::: Input for this task
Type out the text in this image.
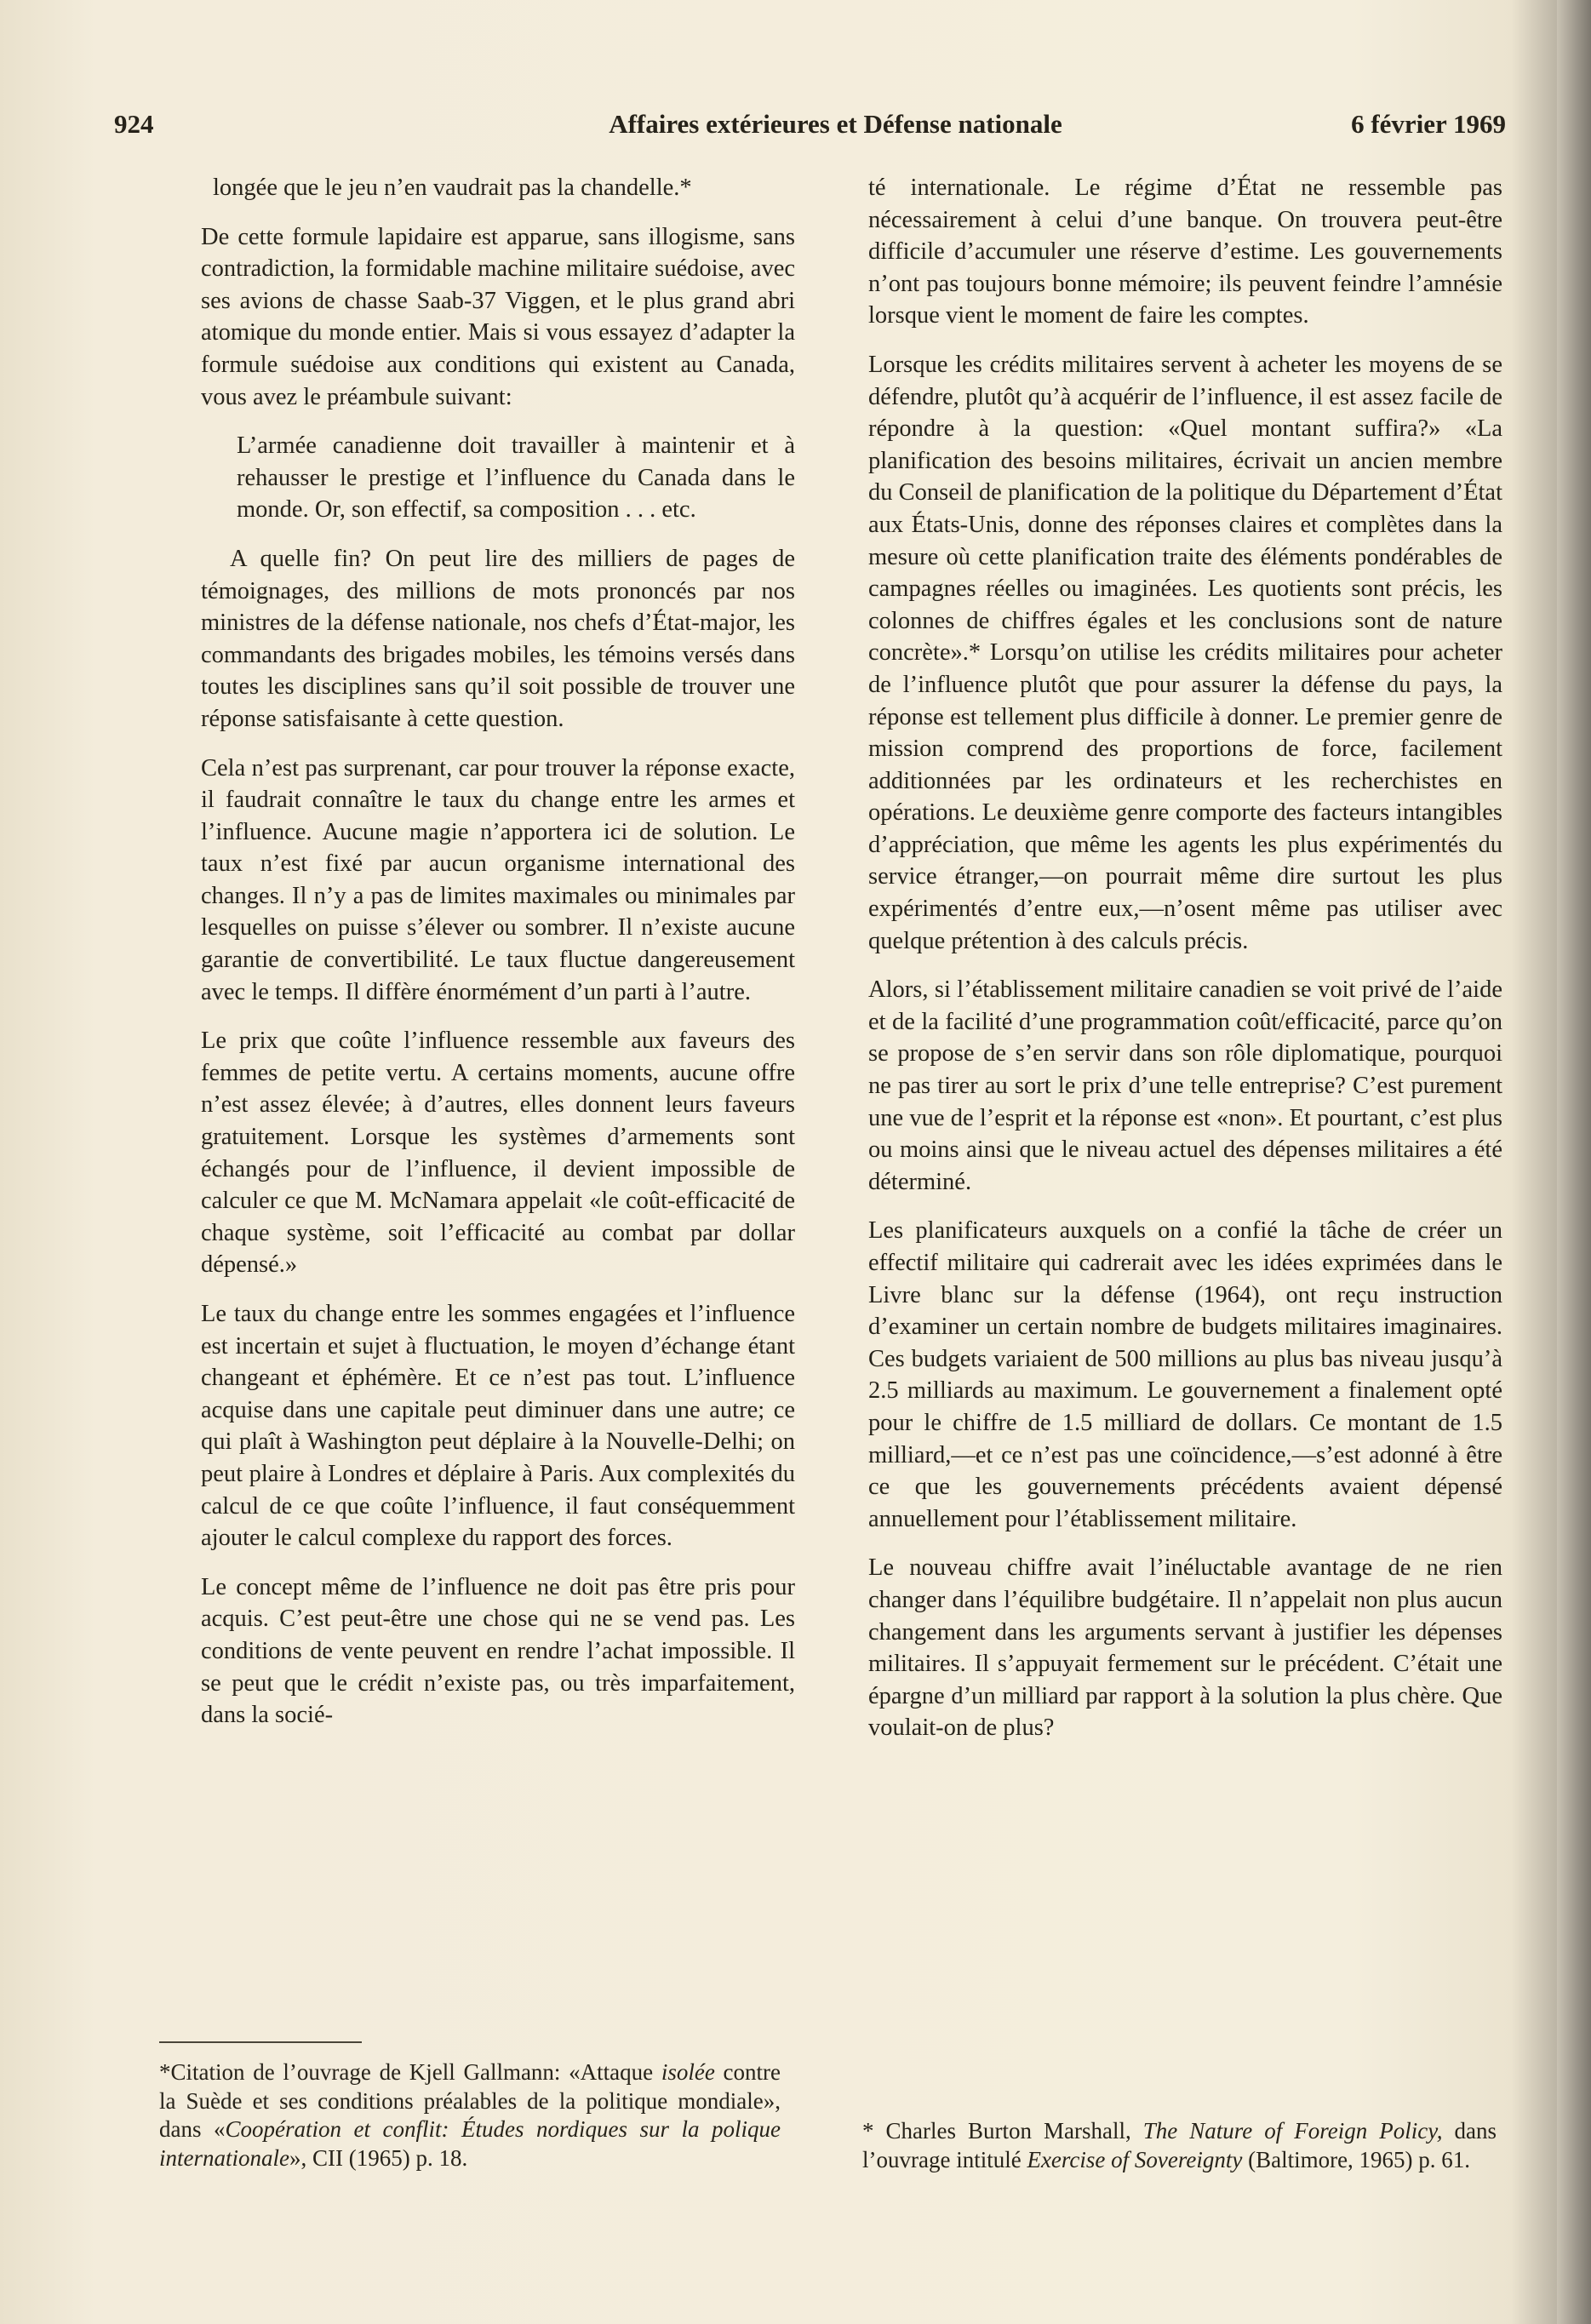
924	Affaires extérieures et Défense nationale	6 février 1969

longée que le jeu n’en vaudrait pas la chandelle.*

De cette formule lapidaire est apparue, sans illogisme, sans contradiction, la formidable machine militaire suédoise, avec ses avions de chasse Saab-37 Viggen, et le plus grand abri atomique du monde entier. Mais si vous essayez d’adapter la formule suédoise aux conditions qui existent au Canada, vous avez le préambule suivant:

L’armée canadienne doit travailler à maintenir et à rehausser le prestige et l’influence du Canada dans le monde. Or, son effectif, sa composition . . . etc.

A quelle fin? On peut lire des milliers de pages de témoignages, des millions de mots prononcés par nos ministres de la défense nationale, nos chefs d’État-major, les commandants des brigades mobiles, les témoins versés dans toutes les disciplines sans qu’il soit possible de trouver une réponse satisfaisante à cette question.

Cela n’est pas surprenant, car pour trouver la réponse exacte, il faudrait connaître le taux du change entre les armes et l’influence. Aucune magie n’apportera ici de solution. Le taux n’est fixé par aucun organisme international des changes. Il n’y a pas de limites maximales ou minimales par lesquelles on puisse s’élever ou sombrer. Il n’existe aucune garantie de convertibilité. Le taux fluctue dangereusement avec le temps. Il diffère énormément d’un parti à l’autre.

Le prix que coûte l’influence ressemble aux faveurs des femmes de petite vertu. A certains moments, aucune offre n’est assez élevée; à d’autres, elles donnent leurs faveurs gratuitement. Lorsque les systèmes d’armements sont échangés pour de l’influence, il devient impossible de calculer ce que M. McNamara appelait «le coût-efficacité de chaque système, soit l’efficacité au combat par dollar dépensé.»

Le taux du change entre les sommes engagées et l’influence est incertain et sujet à fluctuation, le moyen d’échange étant changeant et éphémère. Et ce n’est pas tout. L’influence acquise dans une capitale peut diminuer dans une autre; ce qui plaît à Washington peut déplaire à la Nouvelle-Delhi; on peut plaire à Londres et déplaire à Paris. Aux complexités du calcul de ce que coûte l’influence, il faut conséquemment ajouter le calcul complexe du rapport des forces.

Le concept même de l’influence ne doit pas être pris pour acquis. C’est peut-être une chose qui ne se vend pas. Les conditions de vente peuvent en rendre l’achat impossible. Il se peut que le crédit n’existe pas, ou très imparfaitement, dans la socié-

té internationale. Le régime d’État ne ressemble pas nécessairement à celui d’une banque. On trouvera peut-être difficile d’accumuler une réserve d’estime. Les gouvernements n’ont pas toujours bonne mémoire; ils peuvent feindre l’amnésie lorsque vient le moment de faire les comptes.

Lorsque les crédits militaires servent à acheter les moyens de se défendre, plutôt qu’à acquérir de l’influence, il est assez facile de répondre à la question: «Quel montant suffira?» «La planification des besoins militaires, écrivait un ancien membre du Conseil de planification de la politique du Département d’État aux États-Unis, donne des réponses claires et complètes dans la mesure où cette planification traite des éléments pondérables de campagnes réelles ou imaginées. Les quotients sont précis, les colonnes de chiffres égales et les conclusions sont de nature concrète».* Lorsqu’on utilise les crédits militaires pour acheter de l’influence plutôt que pour assurer la défense du pays, la réponse est tellement plus difficile à donner. Le premier genre de mission comprend des proportions de force, facilement additionnées par les ordinateurs et les recherchistes en opérations. Le deuxième genre comporte des facteurs intangibles d’appréciation, que même les agents les plus expérimentés du service étranger,—on pourrait même dire surtout les plus expérimentés d’entre eux,—n’osent même pas utiliser avec quelque prétention à des calculs précis.

Alors, si l’établissement militaire canadien se voit privé de l’aide et de la facilité d’une programmation coût/efficacité, parce qu’on se propose de s’en servir dans son rôle diplomatique, pourquoi ne pas tirer au sort le prix d’une telle entreprise? C’est purement une vue de l’esprit et la réponse est «non». Et pourtant, c’est plus ou moins ainsi que le niveau actuel des dépenses militaires a été déterminé.

Les planificateurs auxquels on a confié la tâche de créer un effectif militaire qui cadrerait avec les idées exprimées dans le Livre blanc sur la défense (1964), ont reçu instruction d’examiner un certain nombre de budgets militaires imaginaires. Ces budgets variaient de 500 millions au plus bas niveau jusqu’à 2.5 milliards au maximum. Le gouvernement a finalement opté pour le chiffre de 1.5 milliard de dollars. Ce montant de 1.5 milliard,—et ce n’est pas une coïncidence,—s’est adonné à être ce que les gouvernements précédents avaient dépensé annuellement pour l’établissement militaire.

Le nouveau chiffre avait l’inéluctable avantage de ne rien changer dans l’équilibre budgétaire. Il n’appelait non plus aucun changement dans les arguments servant à justifier les dépenses militaires. Il s’appuyait fermement sur le précédent. C’était une épargne d’un milliard par rapport à la solution la plus chère. Que voulait-on de plus?

*Citation de l’ouvrage de Kjell Gallmann: «Attaque isolée contre la Suède et ses conditions préalables de la politique mondiale», dans «Coopération et conflit: Études nordiques sur la polique internationale», CII (1965) p. 18.

* Charles Burton Marshall, The Nature of Foreign Policy, dans l’ouvrage intitulé Exercise of Sovereignty (Baltimore, 1965) p. 61.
::::::
Objective: Return the material exactly as given, apart from the pictures.

Answer to this task:
Type out the text in this image.
924	Affaires extérieures et Défense nationale	6 février 1969

longée que le jeu n’en vaudrait pas la chandelle.*

De cette formule lapidaire est apparue, sans illogisme, sans contradiction, la formidable machine militaire suédoise, avec ses avions de chasse Saab-37 Viggen, et le plus grand abri atomique du monde entier. Mais si vous essayez d’adapter la formule suédoise aux conditions qui existent au Canada, vous avez le préambule suivant:

L’armée canadienne doit travailler à maintenir et à rehausser le prestige et l’influence du Canada dans le monde. Or, son effectif, sa composition . . . etc.

A quelle fin? On peut lire des milliers de pages de témoignages, des millions de mots prononcés par nos ministres de la défense nationale, nos chefs d’État-major, les commandants des brigades mobiles, les témoins versés dans toutes les disciplines sans qu’il soit possible de trouver une réponse satisfaisante à cette question.

Cela n’est pas surprenant, car pour trouver la réponse exacte, il faudrait connaître le taux du change entre les armes et l’influence. Aucune magie n’apportera ici de solution. Le taux n’est fixé par aucun organisme international des changes. Il n’y a pas de limites maximales ou minimales par lesquelles on puisse s’élever ou sombrer. Il n’existe aucune garantie de convertibilité. Le taux fluctue dangereusement avec le temps. Il diffère énormément d’un parti à l’autre.

Le prix que coûte l’influence ressemble aux faveurs des femmes de petite vertu. A certains moments, aucune offre n’est assez élevée; à d’autres, elles donnent leurs faveurs gratuitement. Lorsque les systèmes d’armements sont échangés pour de l’influence, il devient impossible de calculer ce que M. McNamara appelait «le coût-efficacité de chaque système, soit l’efficacité au combat par dollar dépensé.»

Le taux du change entre les sommes engagées et l’influence est incertain et sujet à fluctuation, le moyen d’échange étant changeant et éphémère. Et ce n’est pas tout. L’influence acquise dans une capitale peut diminuer dans une autre; ce qui plaît à Washington peut déplaire à la Nouvelle-Delhi; on peut plaire à Londres et déplaire à Paris. Aux complexités du calcul de ce que coûte l’influence, il faut conséquemment ajouter le calcul complexe du rapport des forces.

Le concept même de l’influence ne doit pas être pris pour acquis. C’est peut-être une chose qui ne se vend pas. Les conditions de vente peuvent en rendre l’achat impossible. Il se peut que le crédit n’existe pas, ou très imparfaitement, dans la socié-

té internationale. Le régime d’État ne ressemble pas nécessairement à celui d’une banque. On trouvera peut-être difficile d’accumuler une réserve d’estime. Les gouvernements n’ont pas toujours bonne mémoire; ils peuvent feindre l’amnésie lorsque vient le moment de faire les comptes.

Lorsque les crédits militaires servent à acheter les moyens de se défendre, plutôt qu’à acquérir de l’influence, il est assez facile de répondre à la question: «Quel montant suffira?» «La planification des besoins militaires, écrivait un ancien membre du Conseil de planification de la politique du Département d’État aux États-Unis, donne des réponses claires et complètes dans la mesure où cette planification traite des éléments pondérables de campagnes réelles ou imaginées. Les quotients sont précis, les colonnes de chiffres égales et les conclusions sont de nature concrète».* Lorsqu’on utilise les crédits militaires pour acheter de l’influence plutôt que pour assurer la défense du pays, la réponse est tellement plus difficile à donner. Le premier genre de mission comprend des proportions de force, facilement additionnées par les ordinateurs et les recherchistes en opérations. Le deuxième genre comporte des facteurs intangibles d’appréciation, que même les agents les plus expérimentés du service étranger,—on pourrait même dire surtout les plus expérimentés d’entre eux,—n’osent même pas utiliser avec quelque prétention à des calculs précis.

Alors, si l’établissement militaire canadien se voit privé de l’aide et de la facilité d’une programmation coût/efficacité, parce qu’on se propose de s’en servir dans son rôle diplomatique, pourquoi ne pas tirer au sort le prix d’une telle entreprise? C’est purement une vue de l’esprit et la réponse est «non». Et pourtant, c’est plus ou moins ainsi que le niveau actuel des dépenses militaires a été déterminé.

Les planificateurs auxquels on a confié la tâche de créer un effectif militaire qui cadrerait avec les idées exprimées dans le Livre blanc sur la défense (1964), ont reçu instruction d’examiner un certain nombre de budgets militaires imaginaires. Ces budgets variaient de 500 millions au plus bas niveau jusqu’à 2.5 milliards au maximum. Le gouvernement a finalement opté pour le chiffre de 1.5 milliard de dollars. Ce montant de 1.5 milliard,—et ce n’est pas une coïncidence,—s’est adonné à être ce que les gouvernements précédents avaient dépensé annuellement pour l’établissement militaire.

Le nouveau chiffre avait l’inéluctable avantage de ne rien changer dans l’équilibre budgétaire. Il n’appelait non plus aucun changement dans les arguments servant à justifier les dépenses militaires. Il s’appuyait fermement sur le précédent. C’était une épargne d’un milliard par rapport à la solution la plus chère. Que voulait-on de plus?

*Citation de l’ouvrage de Kjell Gallmann: «Attaque isolée contre la Suède et ses conditions préalables de la politique mondiale», dans «Coopération et conflit: Études nordiques sur la polique internationale», CII (1965) p. 18.

* Charles Burton Marshall, The Nature of Foreign Policy, dans l’ouvrage intitulé Exercise of Sovereignty (Baltimore, 1965) p. 61.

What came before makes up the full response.